### ENTRIES
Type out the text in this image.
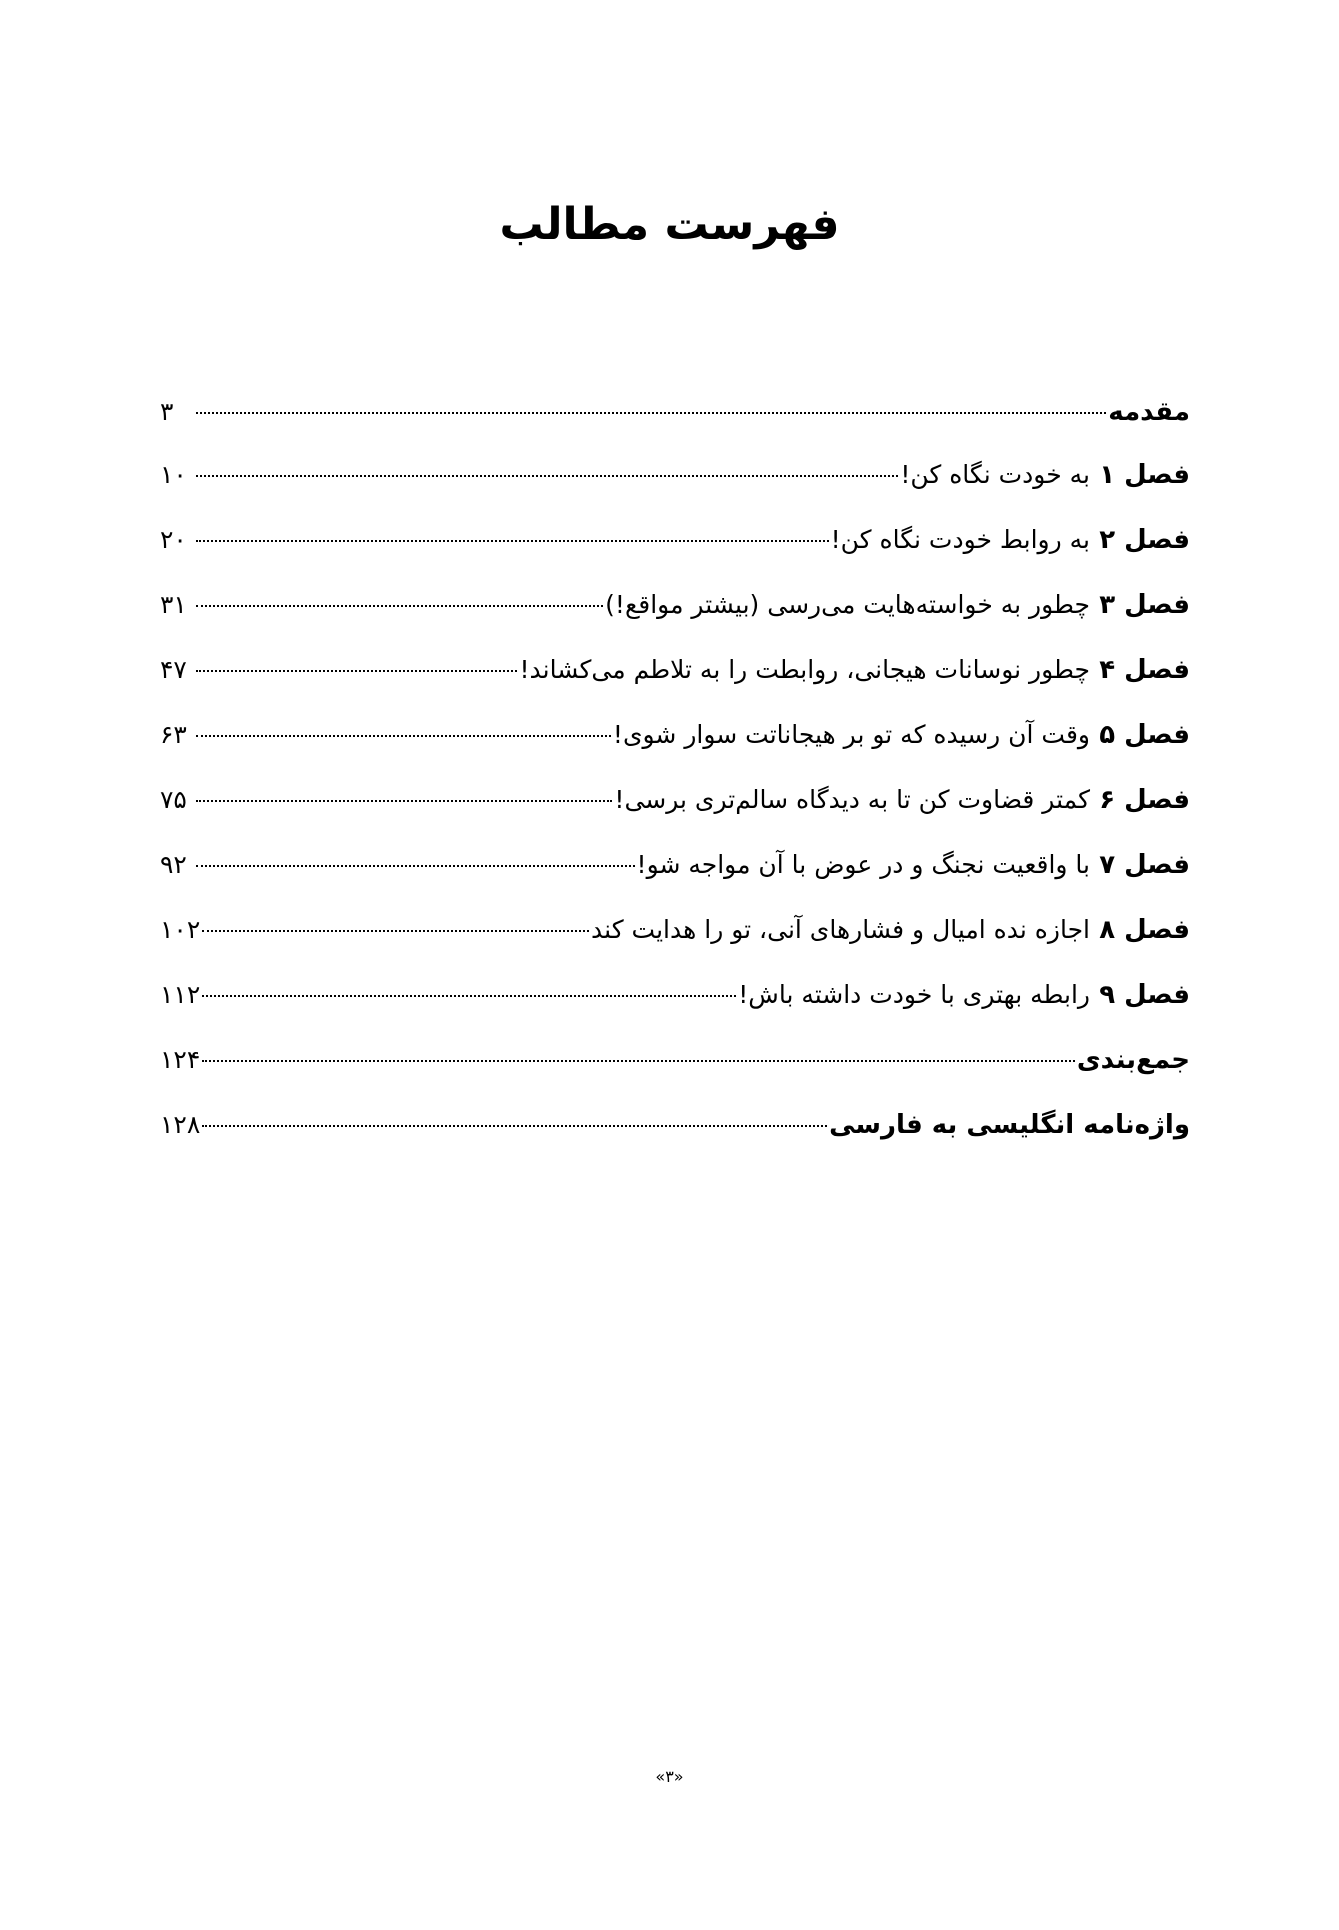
فهرست مطالب
مقدمه
۳
فصل ۱
به خودت نگاه کن!
۱۰
فصل ۲
به روابط خودت نگاه کن!
۲۰
فصل ۳
چطور به خواسته‌هایت می‌رسی (بیشتر مواقع!)
۳۱
فصل ۴
چطور نوسانات هیجانی، روابطت را به تلاطم می‌کشاند!
۴۷
فصل ۵
وقت آن رسیده که تو بر هیجاناتت سوار شوی!
۶۳
فصل ۶
کمتر قضاوت کن تا به دیدگاه سالم‌تری برسی!
۷۵
فصل ۷
با واقعیت نجنگ و در عوض با آن مواجه شو!
۹۲
فصل ۸
اجازه نده امیال و فشارهای آنی، تو را هدایت کند
۱۰۲
فصل ۹
رابطه بهتری با خودت داشته باش!
۱۱۲
جمع‌بندی
۱۲۴
واژه‌نامه انگلیسی به فارسی
۱۲۸
«۳»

### PROBLEM REQUIREMENTS
Using the records above, find and show each line with the string "چطور".

### SOLUTION FOR THIS EXERCISE
چطور به خواسته‌هایت می‌رسی (بیشتر مواقع!)
چطور نوسانات هیجانی، روابطت را به تلاطم می‌کشاند!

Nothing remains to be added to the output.